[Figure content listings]
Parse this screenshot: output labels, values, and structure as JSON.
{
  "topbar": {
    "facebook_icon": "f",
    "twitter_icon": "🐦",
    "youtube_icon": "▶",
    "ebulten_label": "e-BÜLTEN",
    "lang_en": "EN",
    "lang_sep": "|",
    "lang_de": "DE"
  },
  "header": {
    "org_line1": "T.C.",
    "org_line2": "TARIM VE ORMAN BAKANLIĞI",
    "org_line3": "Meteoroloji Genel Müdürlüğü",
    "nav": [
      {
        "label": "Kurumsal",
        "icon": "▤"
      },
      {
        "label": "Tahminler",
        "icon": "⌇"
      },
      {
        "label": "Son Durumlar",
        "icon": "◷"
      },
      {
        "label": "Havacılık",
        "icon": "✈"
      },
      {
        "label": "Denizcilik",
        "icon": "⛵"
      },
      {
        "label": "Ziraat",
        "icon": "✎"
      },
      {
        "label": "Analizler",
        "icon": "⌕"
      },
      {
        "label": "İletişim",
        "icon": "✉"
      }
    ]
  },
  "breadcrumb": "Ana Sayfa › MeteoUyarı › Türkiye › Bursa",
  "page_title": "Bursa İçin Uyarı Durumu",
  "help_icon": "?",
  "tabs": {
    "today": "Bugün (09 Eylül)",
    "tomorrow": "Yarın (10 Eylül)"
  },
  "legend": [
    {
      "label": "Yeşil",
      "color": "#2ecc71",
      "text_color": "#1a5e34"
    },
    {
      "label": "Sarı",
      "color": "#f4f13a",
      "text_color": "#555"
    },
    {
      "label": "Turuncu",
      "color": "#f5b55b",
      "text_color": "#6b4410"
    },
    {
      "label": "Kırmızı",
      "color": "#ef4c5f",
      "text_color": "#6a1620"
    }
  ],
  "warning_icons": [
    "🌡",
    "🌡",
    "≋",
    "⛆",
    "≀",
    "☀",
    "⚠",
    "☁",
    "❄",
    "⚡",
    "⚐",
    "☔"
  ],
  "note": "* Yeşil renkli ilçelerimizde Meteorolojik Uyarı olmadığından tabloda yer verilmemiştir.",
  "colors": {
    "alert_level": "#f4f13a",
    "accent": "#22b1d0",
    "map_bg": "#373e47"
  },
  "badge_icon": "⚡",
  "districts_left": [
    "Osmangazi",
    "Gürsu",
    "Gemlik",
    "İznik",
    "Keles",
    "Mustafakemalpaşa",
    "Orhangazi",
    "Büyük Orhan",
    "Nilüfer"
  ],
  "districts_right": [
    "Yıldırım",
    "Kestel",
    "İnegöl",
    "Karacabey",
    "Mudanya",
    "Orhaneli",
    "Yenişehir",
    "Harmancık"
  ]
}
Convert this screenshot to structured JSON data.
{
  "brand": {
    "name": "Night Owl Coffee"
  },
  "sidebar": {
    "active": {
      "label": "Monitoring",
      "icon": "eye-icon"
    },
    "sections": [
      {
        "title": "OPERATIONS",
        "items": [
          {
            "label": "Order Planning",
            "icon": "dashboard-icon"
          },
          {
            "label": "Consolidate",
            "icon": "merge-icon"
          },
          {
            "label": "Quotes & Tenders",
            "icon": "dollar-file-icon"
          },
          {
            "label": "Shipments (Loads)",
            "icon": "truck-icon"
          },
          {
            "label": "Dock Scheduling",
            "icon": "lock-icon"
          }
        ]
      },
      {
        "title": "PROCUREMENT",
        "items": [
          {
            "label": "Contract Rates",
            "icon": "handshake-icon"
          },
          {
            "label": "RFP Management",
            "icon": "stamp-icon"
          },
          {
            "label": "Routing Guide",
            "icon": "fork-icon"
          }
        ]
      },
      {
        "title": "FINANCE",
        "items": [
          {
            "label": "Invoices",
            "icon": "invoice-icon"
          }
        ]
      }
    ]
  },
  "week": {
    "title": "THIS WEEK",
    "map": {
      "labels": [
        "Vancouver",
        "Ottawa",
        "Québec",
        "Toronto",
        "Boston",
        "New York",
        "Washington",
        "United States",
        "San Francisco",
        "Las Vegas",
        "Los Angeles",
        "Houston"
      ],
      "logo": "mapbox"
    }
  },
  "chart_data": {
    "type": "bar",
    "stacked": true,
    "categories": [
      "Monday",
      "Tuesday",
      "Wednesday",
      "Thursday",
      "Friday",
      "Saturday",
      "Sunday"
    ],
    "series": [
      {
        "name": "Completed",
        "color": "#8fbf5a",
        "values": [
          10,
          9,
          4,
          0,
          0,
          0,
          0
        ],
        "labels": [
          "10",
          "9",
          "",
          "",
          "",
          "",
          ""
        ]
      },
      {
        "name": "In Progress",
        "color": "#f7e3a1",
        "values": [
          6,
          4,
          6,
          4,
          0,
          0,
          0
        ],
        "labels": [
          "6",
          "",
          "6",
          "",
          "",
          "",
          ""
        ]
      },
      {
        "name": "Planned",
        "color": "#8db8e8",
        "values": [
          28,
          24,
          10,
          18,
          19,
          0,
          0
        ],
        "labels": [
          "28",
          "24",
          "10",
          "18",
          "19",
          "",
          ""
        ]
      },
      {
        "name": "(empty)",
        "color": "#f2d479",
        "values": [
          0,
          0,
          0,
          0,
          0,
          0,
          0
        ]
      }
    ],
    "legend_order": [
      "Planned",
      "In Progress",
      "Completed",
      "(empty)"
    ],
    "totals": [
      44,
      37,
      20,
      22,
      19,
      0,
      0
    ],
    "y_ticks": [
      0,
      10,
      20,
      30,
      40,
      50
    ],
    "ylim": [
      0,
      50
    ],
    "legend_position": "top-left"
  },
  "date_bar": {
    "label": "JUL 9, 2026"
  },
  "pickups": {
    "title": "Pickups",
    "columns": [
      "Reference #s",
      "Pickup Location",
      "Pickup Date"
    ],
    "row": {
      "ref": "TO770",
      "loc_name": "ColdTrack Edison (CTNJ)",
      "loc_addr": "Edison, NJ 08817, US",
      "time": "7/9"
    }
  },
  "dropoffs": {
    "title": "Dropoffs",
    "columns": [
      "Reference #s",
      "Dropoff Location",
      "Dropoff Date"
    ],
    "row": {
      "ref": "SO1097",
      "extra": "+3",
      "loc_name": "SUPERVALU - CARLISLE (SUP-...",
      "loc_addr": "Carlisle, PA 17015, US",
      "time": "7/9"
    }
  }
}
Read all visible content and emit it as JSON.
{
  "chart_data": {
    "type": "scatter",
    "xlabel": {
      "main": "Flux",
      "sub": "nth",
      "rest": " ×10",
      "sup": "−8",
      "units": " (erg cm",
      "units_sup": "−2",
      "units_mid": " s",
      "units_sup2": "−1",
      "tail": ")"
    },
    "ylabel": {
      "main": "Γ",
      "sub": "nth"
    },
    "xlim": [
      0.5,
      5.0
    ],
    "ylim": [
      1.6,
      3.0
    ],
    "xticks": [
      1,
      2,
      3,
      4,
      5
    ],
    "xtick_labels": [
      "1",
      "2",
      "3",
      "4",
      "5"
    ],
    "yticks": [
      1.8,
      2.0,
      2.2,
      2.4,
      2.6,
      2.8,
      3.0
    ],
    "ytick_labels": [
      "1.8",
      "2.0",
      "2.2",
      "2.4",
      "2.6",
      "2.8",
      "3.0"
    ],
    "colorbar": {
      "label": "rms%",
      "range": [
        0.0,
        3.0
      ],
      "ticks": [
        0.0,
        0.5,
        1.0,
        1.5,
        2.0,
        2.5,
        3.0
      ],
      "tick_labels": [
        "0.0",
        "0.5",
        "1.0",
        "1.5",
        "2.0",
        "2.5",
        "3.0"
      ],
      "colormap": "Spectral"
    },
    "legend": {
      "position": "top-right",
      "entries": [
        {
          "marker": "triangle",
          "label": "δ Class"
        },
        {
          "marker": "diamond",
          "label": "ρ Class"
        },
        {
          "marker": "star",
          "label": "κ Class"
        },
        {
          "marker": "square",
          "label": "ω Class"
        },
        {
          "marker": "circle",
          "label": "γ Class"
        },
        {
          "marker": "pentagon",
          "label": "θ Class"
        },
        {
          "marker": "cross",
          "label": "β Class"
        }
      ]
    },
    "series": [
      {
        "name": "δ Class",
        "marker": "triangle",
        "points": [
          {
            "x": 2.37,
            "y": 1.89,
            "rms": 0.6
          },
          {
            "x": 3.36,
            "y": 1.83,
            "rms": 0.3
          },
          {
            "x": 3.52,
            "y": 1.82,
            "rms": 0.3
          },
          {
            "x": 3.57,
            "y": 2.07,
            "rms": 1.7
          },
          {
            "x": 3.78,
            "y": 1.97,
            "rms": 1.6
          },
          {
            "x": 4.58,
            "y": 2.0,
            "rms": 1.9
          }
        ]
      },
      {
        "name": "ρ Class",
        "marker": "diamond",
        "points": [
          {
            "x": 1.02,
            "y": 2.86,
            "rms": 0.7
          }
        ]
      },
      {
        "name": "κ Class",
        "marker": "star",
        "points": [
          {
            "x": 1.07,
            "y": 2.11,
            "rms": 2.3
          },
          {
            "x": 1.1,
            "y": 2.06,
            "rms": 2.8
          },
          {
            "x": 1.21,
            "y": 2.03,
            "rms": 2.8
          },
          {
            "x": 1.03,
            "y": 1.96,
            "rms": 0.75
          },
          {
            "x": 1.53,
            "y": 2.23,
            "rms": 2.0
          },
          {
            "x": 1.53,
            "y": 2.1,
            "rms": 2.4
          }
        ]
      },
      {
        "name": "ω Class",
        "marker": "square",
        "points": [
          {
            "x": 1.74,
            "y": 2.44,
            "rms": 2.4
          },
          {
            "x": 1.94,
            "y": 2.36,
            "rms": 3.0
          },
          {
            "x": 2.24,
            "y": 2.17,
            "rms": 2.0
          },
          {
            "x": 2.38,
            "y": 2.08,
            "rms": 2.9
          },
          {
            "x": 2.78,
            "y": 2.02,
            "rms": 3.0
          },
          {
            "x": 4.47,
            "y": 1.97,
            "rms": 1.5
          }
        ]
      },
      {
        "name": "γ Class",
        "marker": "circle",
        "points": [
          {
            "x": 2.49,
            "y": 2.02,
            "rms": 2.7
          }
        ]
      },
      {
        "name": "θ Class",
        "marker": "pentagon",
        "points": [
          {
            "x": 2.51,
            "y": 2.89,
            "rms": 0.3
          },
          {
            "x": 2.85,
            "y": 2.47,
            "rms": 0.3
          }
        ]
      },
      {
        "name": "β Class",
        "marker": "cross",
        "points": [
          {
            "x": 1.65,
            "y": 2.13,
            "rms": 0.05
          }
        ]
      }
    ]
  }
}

● SHORT TASK: Copy each line containing the word "Bursa" from the data.

● OUTPUT:
  "breadcrumb": "Ana Sayfa › MeteoUyarı › Türkiye › Bursa",
  "page_title": "Bursa İçin Uyarı Durumu",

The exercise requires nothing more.